▸ WRITTEN PROBLEM:
Find every line in the records below that holds the word "following" and copy it.
──────
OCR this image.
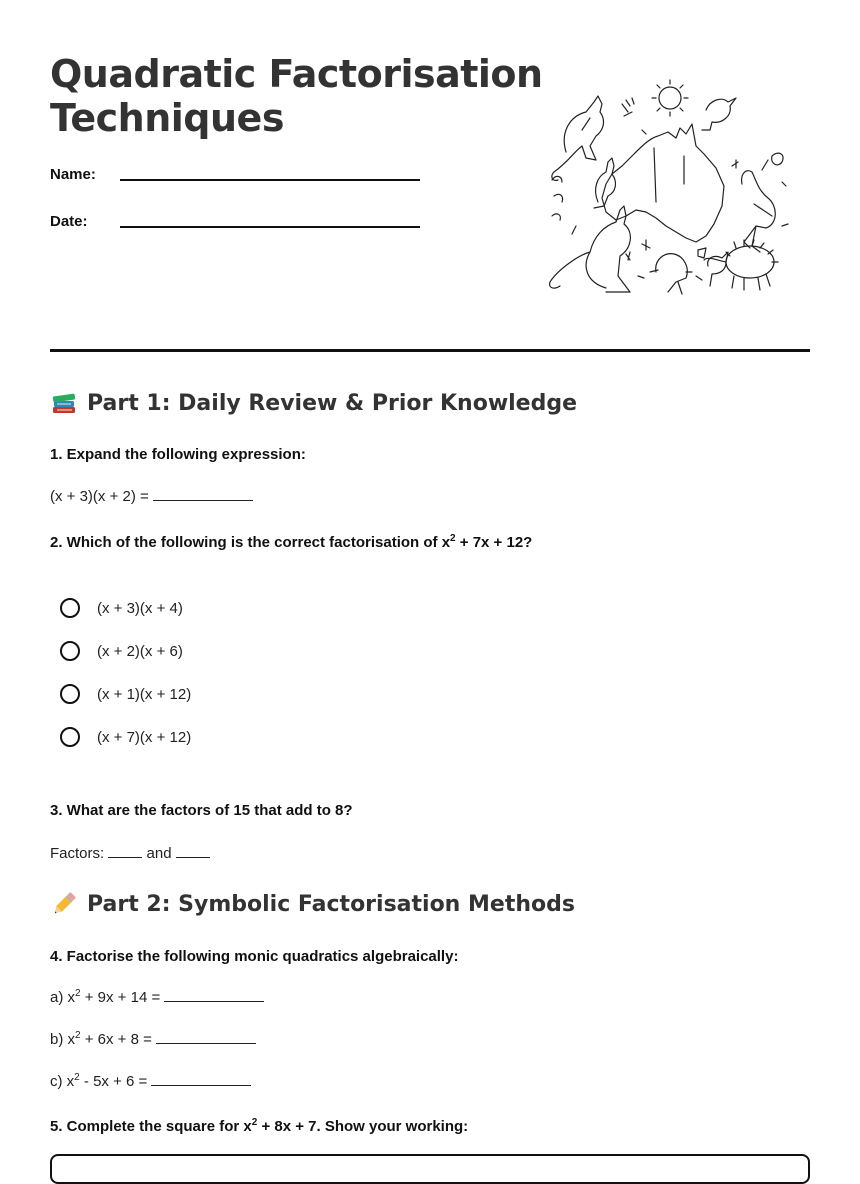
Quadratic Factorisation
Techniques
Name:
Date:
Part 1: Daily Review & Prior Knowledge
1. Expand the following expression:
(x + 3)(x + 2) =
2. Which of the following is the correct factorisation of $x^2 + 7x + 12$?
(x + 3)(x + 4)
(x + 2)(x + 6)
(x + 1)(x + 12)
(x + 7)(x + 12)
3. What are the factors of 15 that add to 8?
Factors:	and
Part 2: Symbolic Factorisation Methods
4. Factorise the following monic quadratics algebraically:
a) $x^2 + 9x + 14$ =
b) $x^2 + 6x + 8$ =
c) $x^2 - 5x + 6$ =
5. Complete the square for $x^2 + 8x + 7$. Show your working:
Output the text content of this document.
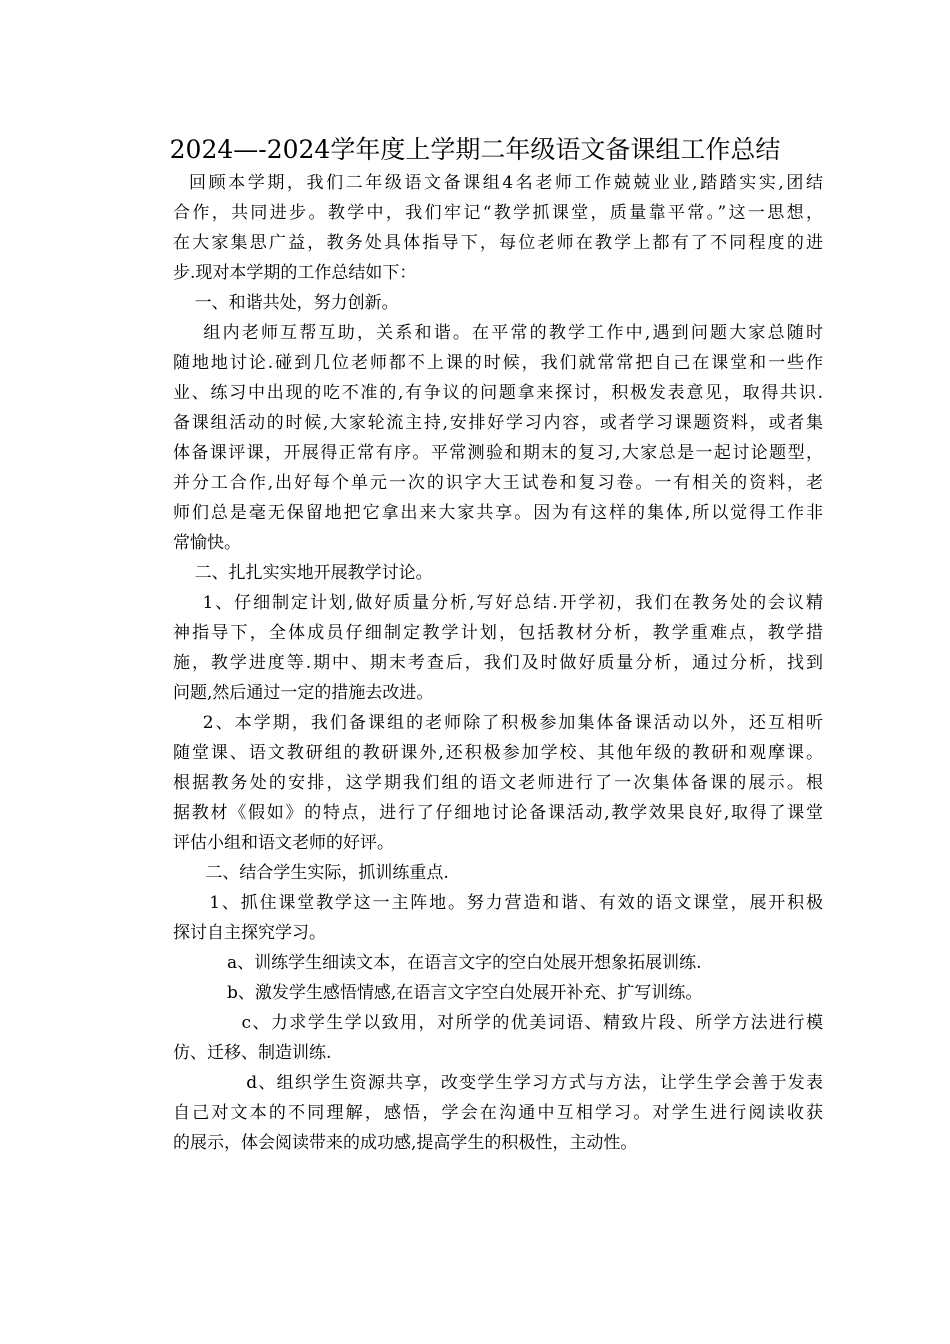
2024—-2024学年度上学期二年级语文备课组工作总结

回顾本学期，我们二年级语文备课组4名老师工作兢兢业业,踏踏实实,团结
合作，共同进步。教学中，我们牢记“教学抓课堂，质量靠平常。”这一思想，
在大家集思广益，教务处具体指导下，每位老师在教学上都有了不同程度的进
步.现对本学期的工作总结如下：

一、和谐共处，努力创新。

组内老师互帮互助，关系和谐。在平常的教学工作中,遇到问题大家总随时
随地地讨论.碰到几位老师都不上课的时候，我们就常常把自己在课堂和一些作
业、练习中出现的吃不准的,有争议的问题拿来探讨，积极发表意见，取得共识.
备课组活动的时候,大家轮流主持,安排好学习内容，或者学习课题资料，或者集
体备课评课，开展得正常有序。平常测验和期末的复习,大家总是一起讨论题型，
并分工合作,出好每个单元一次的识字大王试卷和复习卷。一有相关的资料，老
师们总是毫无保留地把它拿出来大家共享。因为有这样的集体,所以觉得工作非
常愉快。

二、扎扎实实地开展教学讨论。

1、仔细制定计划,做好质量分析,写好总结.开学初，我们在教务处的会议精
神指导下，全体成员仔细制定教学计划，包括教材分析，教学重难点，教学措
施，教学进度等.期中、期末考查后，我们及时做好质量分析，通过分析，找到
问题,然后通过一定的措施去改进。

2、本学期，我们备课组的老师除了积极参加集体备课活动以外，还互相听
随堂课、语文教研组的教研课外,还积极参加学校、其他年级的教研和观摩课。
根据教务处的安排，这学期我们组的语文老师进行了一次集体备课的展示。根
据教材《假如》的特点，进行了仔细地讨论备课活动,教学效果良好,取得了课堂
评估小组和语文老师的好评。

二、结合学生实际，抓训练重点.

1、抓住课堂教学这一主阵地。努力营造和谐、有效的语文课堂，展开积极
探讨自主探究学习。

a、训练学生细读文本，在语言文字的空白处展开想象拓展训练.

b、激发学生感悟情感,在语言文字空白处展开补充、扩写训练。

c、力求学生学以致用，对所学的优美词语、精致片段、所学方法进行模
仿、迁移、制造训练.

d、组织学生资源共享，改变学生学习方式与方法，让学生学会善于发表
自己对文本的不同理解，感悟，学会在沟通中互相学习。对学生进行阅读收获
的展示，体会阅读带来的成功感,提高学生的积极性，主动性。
──────
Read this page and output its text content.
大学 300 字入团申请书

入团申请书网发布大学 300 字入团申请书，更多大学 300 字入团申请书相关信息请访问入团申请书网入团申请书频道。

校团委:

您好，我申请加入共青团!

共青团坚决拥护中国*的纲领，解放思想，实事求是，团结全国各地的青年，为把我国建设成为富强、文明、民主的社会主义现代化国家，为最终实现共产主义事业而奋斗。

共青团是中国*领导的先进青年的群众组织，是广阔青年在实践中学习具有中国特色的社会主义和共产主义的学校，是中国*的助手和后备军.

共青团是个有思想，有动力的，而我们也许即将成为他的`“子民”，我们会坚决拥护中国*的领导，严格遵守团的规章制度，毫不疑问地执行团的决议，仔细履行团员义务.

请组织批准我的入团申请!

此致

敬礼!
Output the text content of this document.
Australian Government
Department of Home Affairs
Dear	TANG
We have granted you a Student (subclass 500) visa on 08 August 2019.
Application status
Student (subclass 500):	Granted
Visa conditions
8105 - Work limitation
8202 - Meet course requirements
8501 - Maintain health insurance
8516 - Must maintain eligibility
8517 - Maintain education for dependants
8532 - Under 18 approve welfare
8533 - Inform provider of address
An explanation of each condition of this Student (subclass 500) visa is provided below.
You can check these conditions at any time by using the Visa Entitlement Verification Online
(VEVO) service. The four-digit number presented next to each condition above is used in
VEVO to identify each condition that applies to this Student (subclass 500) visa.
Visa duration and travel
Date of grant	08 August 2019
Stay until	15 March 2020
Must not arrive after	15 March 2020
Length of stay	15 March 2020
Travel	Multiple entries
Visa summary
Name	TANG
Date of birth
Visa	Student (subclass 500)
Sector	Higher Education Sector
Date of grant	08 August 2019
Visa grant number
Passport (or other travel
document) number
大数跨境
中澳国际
──────
▸ WRITTEN ANSWER:
1. Expand the following expression:
2. Which of the following is the correct factorisation of $x^2 + 7x + 12$?
4. Factorise the following monic quadratics algebraically:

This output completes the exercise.